WHAT NEEDS TO BE DONE: Do not include the pictures; repeat the rest of the data exactly.

Saved data entries
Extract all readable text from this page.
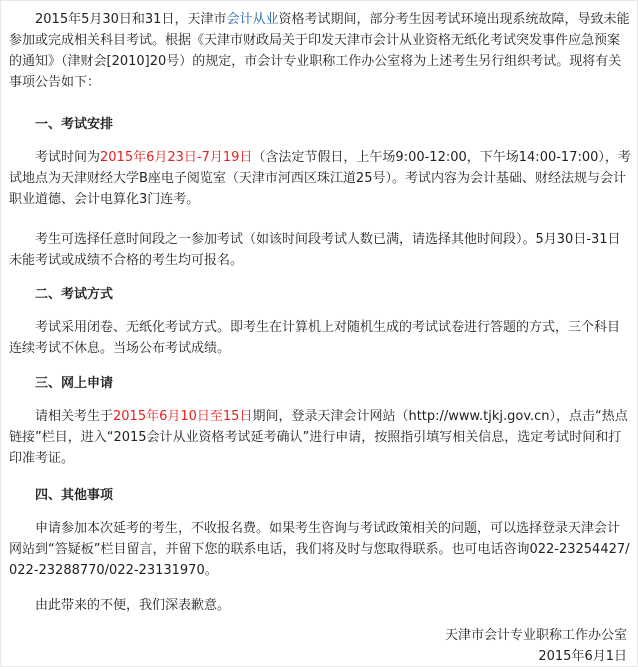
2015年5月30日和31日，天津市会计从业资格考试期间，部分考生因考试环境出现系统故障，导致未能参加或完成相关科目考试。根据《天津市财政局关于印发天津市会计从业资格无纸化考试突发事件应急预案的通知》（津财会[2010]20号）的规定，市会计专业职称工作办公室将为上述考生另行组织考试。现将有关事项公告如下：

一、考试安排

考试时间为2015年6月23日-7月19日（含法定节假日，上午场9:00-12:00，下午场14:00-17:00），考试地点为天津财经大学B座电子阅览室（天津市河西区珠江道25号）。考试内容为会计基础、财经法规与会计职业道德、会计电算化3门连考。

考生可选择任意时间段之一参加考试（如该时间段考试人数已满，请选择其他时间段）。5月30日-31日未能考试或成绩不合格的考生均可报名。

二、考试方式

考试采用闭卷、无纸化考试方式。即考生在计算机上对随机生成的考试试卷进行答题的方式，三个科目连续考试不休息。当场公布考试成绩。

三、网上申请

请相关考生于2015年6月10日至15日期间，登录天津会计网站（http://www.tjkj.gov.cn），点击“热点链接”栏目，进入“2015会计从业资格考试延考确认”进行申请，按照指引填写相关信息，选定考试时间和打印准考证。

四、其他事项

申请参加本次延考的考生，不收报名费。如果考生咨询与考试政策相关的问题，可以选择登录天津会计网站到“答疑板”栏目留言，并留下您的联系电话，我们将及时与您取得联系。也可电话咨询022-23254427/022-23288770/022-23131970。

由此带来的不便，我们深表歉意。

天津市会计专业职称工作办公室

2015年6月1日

THE SOLUTION:
Extract all readable text from this page.
2015年5月30日和31日，天津市会计从业资格考试期间，部分考生因考试环境出现系统故障，导致未能参加或完成相关科目考试。根据《天津市财政局关于印发天津市会计从业资格无纸化考试突发事件应急预案的通知》（津财会[2010]20号）的规定，市会计专业职称工作办公室将为上述考生另行组织考试。现将有关事项公告如下：

一、考试安排

考试时间为2015年6月23日-7月19日（含法定节假日，上午场9:00-12:00，下午场14:00-17:00），考试地点为天津财经大学B座电子阅览室（天津市河西区珠江道25号）。考试内容为会计基础、财经法规与会计职业道德、会计电算化3门连考。

考生可选择任意时间段之一参加考试（如该时间段考试人数已满，请选择其他时间段）。5月30日-31日未能考试或成绩不合格的考生均可报名。

二、考试方式

考试采用闭卷、无纸化考试方式。即考生在计算机上对随机生成的考试试卷进行答题的方式，三个科目连续考试不休息。当场公布考试成绩。

三、网上申请

请相关考生于2015年6月10日至15日期间，登录天津会计网站（http://www.tjkj.gov.cn），点击“热点链接”栏目，进入“2015会计从业资格考试延考确认”进行申请，按照指引填写相关信息，选定考试时间和打印准考证。

四、其他事项

申请参加本次延考的考生，不收报名费。如果考生咨询与考试政策相关的问题，可以选择登录天津会计网站到“答疑板”栏目留言，并留下您的联系电话，我们将及时与您取得联系。也可电话咨询022-23254427/022-23288770/022-23131970。

由此带来的不便，我们深表歉意。

天津市会计专业职称工作办公室

2015年6月1日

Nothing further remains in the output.